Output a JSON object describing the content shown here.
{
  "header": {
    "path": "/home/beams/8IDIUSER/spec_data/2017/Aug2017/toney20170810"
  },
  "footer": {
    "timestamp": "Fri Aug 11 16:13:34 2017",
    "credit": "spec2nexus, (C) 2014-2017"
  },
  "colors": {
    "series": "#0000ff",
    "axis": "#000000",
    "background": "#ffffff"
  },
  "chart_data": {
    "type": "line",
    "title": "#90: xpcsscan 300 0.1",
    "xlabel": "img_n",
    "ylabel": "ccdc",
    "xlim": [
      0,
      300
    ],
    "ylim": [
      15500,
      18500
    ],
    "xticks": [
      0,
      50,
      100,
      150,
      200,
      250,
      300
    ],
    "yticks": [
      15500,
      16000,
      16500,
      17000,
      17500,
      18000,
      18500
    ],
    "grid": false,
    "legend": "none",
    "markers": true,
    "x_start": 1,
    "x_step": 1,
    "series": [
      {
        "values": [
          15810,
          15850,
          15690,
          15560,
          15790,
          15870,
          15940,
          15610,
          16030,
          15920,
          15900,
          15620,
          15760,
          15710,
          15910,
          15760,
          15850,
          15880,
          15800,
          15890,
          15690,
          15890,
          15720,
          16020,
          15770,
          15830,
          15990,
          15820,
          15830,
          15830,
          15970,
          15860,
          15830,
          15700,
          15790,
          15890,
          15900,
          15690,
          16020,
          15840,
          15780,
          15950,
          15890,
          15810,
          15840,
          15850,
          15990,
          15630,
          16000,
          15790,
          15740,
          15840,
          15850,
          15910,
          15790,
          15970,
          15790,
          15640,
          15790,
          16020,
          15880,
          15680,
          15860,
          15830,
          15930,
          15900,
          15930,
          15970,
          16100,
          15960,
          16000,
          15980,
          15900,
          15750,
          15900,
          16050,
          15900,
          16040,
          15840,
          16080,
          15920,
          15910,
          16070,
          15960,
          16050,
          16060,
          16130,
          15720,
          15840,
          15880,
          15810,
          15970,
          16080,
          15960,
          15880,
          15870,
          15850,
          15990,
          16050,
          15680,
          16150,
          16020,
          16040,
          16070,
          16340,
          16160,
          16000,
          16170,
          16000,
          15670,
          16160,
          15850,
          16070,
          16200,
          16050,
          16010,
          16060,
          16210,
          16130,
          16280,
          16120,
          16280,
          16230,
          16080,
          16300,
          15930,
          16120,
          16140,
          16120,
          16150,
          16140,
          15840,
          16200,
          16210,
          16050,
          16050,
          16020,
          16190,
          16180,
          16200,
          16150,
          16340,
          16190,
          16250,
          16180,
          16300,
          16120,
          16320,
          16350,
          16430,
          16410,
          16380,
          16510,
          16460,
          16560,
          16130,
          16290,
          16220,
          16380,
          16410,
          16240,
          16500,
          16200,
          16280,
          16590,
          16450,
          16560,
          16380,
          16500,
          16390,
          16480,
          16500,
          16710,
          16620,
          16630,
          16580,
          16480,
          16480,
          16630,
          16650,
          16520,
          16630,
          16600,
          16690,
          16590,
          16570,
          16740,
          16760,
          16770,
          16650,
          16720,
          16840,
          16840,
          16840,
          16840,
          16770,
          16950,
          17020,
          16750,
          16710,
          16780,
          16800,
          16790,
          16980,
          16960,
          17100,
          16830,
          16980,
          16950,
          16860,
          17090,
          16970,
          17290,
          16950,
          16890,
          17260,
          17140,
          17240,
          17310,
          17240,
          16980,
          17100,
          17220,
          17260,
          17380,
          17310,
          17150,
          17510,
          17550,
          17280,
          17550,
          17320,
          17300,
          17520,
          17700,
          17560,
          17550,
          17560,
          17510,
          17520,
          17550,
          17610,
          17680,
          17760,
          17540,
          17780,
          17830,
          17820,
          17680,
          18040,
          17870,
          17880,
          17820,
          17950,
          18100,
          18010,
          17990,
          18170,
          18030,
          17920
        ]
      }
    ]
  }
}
┄┄┄┄┄┄
## Aim of the exercise
Reproduce all of the data exactly as given.

## Output for this exercise
Output a JSON object describing the content shown here.
{
  "header": {
    "path": "/home/beams/8IDIUSER/spec_data/2017/Aug2017/toney20170810"
  },
  "footer": {
    "timestamp": "Fri Aug 11 16:13:34 2017",
    "credit": "spec2nexus, (C) 2014-2017"
  },
  "colors": {
    "series": "#0000ff",
    "axis": "#000000",
    "background": "#ffffff"
  },
  "chart_data": {
    "type": "line",
    "title": "#90: xpcsscan 300 0.1",
    "xlabel": "img_n",
    "ylabel": "ccdc",
    "xlim": [
      0,
      300
    ],
    "ylim": [
      15500,
      18500
    ],
    "xticks": [
      0,
      50,
      100,
      150,
      200,
      250,
      300
    ],
    "yticks": [
      15500,
      16000,
      16500,
      17000,
      17500,
      18000,
      18500
    ],
    "grid": false,
    "legend": "none",
    "markers": true,
    "x_start": 1,
    "x_step": 1,
    "series": [
      {
        "values": [
          15810,
          15850,
          15690,
          15560,
          15790,
          15870,
          15940,
          15610,
          16030,
          15920,
          15900,
          15620,
          15760,
          15710,
          15910,
          15760,
          15850,
          15880,
          15800,
          15890,
          15690,
          15890,
          15720,
          16020,
          15770,
          15830,
          15990,
          15820,
          15830,
          15830,
          15970,
          15860,
          15830,
          15700,
          15790,
          15890,
          15900,
          15690,
          16020,
          15840,
          15780,
          15950,
          15890,
          15810,
          15840,
          15850,
          15990,
          15630,
          16000,
          15790,
          15740,
          15840,
          15850,
          15910,
          15790,
          15970,
          15790,
          15640,
          15790,
          16020,
          15880,
          15680,
          15860,
          15830,
          15930,
          15900,
          15930,
          15970,
          16100,
          15960,
          16000,
          15980,
          15900,
          15750,
          15900,
          16050,
          15900,
          16040,
          15840,
          16080,
          15920,
          15910,
          16070,
          15960,
          16050,
          16060,
          16130,
          15720,
          15840,
          15880,
          15810,
          15970,
          16080,
          15960,
          15880,
          15870,
          15850,
          15990,
          16050,
          15680,
          16150,
          16020,
          16040,
          16070,
          16340,
          16160,
          16000,
          16170,
          16000,
          15670,
          16160,
          15850,
          16070,
          16200,
          16050,
          16010,
          16060,
          16210,
          16130,
          16280,
          16120,
          16280,
          16230,
          16080,
          16300,
          15930,
          16120,
          16140,
          16120,
          16150,
          16140,
          15840,
          16200,
          16210,
          16050,
          16050,
          16020,
          16190,
          16180,
          16200,
          16150,
          16340,
          16190,
          16250,
          16180,
          16300,
          16120,
          16320,
          16350,
          16430,
          16410,
          16380,
          16510,
          16460,
          16560,
          16130,
          16290,
          16220,
          16380,
          16410,
          16240,
          16500,
          16200,
          16280,
          16590,
          16450,
          16560,
          16380,
          16500,
          16390,
          16480,
          16500,
          16710,
          16620,
          16630,
          16580,
          16480,
          16480,
          16630,
          16650,
          16520,
          16630,
          16600,
          16690,
          16590,
          16570,
          16740,
          16760,
          16770,
          16650,
          16720,
          16840,
          16840,
          16840,
          16840,
          16770,
          16950,
          17020,
          16750,
          16710,
          16780,
          16800,
          16790,
          16980,
          16960,
          17100,
          16830,
          16980,
          16950,
          16860,
          17090,
          16970,
          17290,
          16950,
          16890,
          17260,
          17140,
          17240,
          17310,
          17240,
          16980,
          17100,
          17220,
          17260,
          17380,
          17310,
          17150,
          17510,
          17550,
          17280,
          17550,
          17320,
          17300,
          17520,
          17700,
          17560,
          17550,
          17560,
          17510,
          17520,
          17550,
          17610,
          17680,
          17760,
          17540,
          17780,
          17830,
          17820,
          17680,
          18040,
          17870,
          17880,
          17820,
          17950,
          18100,
          18010,
          17990,
          18170,
          18030,
          17920
        ]
      }
    ]
  }
}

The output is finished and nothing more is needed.